== Stored data ==
----

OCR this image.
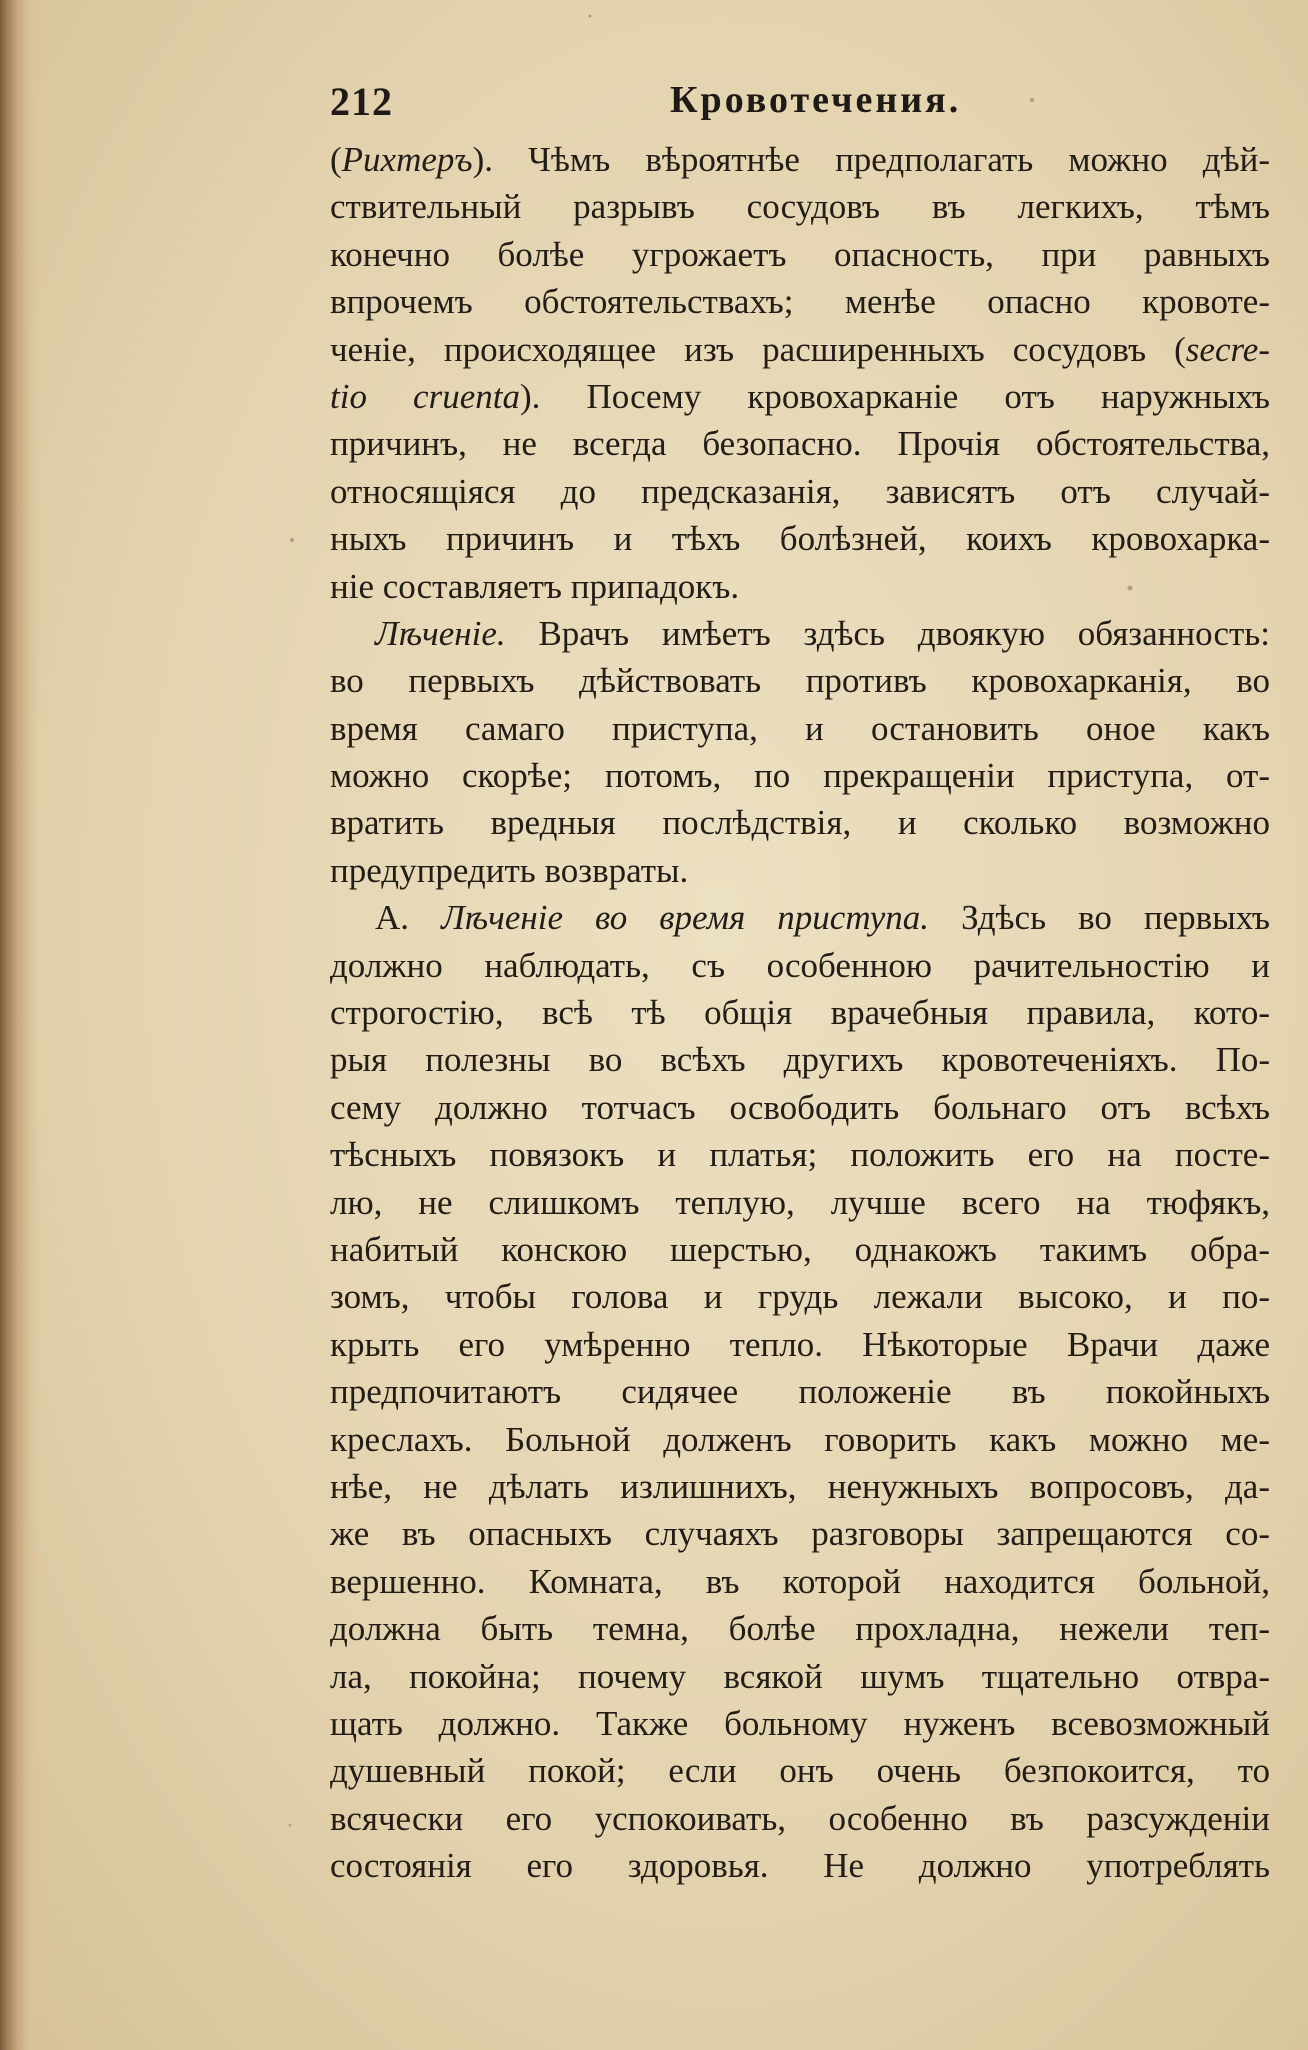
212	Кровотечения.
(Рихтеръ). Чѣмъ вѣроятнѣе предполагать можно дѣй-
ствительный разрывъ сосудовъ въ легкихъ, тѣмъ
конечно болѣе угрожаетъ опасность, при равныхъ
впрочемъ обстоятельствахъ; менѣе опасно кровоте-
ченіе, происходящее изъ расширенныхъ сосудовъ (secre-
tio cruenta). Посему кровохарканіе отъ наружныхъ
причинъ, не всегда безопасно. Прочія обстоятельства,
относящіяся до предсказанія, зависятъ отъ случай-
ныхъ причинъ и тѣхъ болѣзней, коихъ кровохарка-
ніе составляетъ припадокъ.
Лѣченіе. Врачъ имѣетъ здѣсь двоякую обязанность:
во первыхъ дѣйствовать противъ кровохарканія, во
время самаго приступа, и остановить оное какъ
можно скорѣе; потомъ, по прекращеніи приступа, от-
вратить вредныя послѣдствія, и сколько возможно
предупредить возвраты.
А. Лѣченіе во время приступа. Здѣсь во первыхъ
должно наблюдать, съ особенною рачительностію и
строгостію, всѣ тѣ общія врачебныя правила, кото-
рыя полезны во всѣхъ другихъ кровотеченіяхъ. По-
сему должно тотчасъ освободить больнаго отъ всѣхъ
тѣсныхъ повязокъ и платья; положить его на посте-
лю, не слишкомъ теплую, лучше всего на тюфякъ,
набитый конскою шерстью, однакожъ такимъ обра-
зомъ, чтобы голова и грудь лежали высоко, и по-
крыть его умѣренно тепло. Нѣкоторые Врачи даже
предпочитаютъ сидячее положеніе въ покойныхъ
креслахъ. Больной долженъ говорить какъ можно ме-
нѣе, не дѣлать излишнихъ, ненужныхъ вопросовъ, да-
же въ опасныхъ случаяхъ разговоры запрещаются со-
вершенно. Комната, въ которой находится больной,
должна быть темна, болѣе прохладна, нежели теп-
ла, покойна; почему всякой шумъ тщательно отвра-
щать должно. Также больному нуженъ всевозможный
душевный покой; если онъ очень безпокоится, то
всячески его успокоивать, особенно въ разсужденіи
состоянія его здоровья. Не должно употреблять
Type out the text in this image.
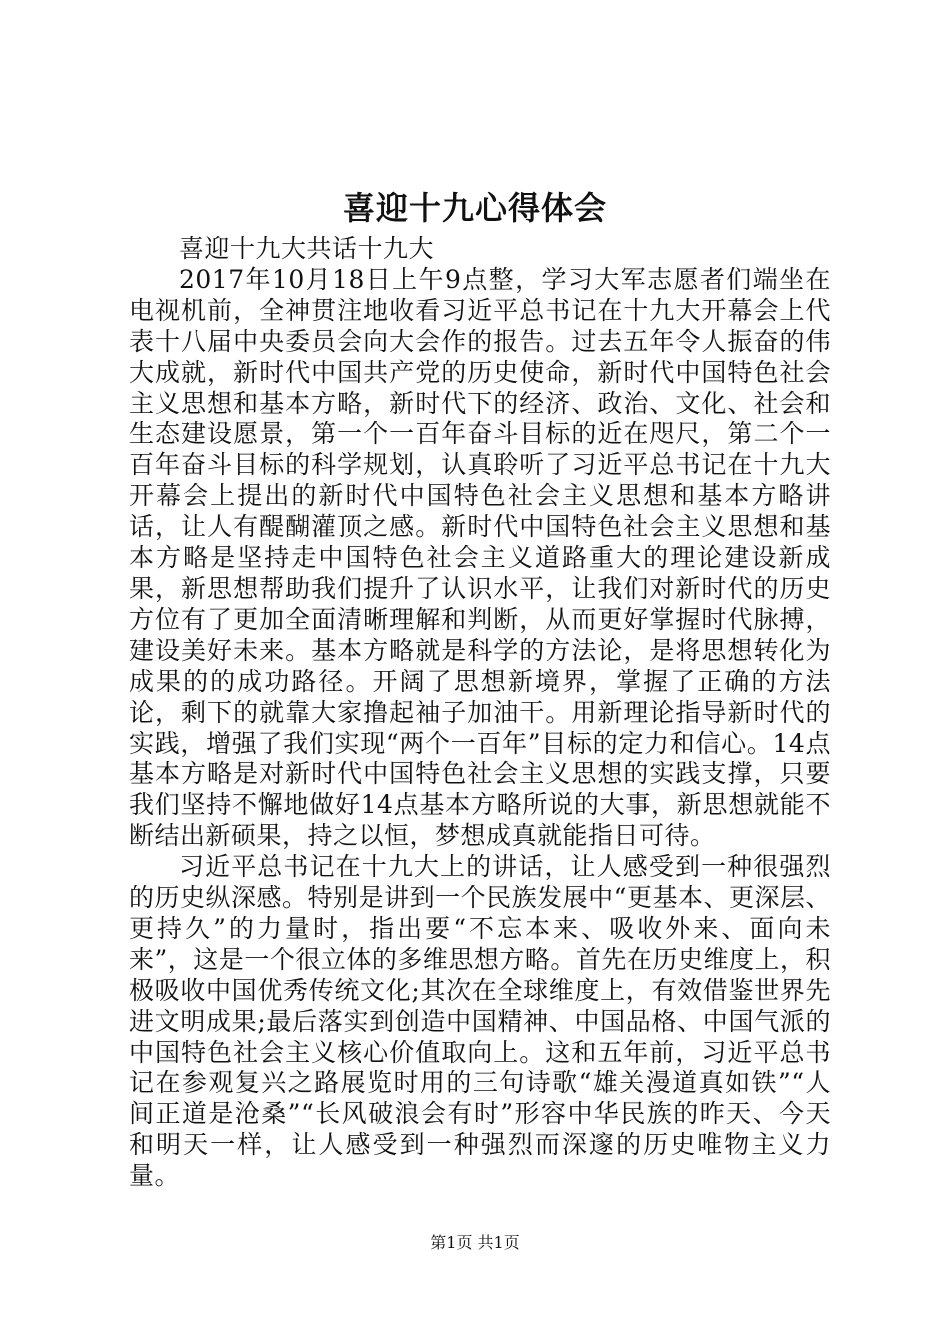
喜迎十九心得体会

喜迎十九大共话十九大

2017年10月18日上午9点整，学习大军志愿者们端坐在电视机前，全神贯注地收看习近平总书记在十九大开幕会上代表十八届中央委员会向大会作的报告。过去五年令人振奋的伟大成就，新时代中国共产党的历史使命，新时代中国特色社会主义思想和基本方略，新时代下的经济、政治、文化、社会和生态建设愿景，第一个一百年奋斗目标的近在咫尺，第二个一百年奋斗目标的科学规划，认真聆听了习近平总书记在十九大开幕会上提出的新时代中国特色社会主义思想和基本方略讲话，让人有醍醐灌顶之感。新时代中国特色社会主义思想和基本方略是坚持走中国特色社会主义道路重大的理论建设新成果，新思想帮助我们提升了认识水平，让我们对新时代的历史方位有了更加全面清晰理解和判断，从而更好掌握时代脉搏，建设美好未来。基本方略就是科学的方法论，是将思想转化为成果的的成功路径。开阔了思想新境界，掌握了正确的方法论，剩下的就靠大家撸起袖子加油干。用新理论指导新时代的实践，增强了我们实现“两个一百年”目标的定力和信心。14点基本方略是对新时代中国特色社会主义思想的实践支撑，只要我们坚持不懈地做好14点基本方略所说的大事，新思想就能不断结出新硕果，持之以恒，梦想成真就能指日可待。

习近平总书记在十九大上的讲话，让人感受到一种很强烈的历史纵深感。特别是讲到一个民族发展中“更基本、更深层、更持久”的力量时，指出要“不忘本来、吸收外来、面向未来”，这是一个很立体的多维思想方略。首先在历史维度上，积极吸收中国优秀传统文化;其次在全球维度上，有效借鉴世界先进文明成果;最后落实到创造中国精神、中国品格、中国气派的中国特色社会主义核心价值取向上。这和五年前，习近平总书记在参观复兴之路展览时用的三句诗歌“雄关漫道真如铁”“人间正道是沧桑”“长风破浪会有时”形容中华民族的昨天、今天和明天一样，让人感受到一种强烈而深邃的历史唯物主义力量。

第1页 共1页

----

== Short exercise ==
Report all lines of the data above that include the string "время".

== Output for this task ==
время самаго приступа, и остановить оное какъ
А. Лѣченіе во время приступа. Здѣсь во первыхъ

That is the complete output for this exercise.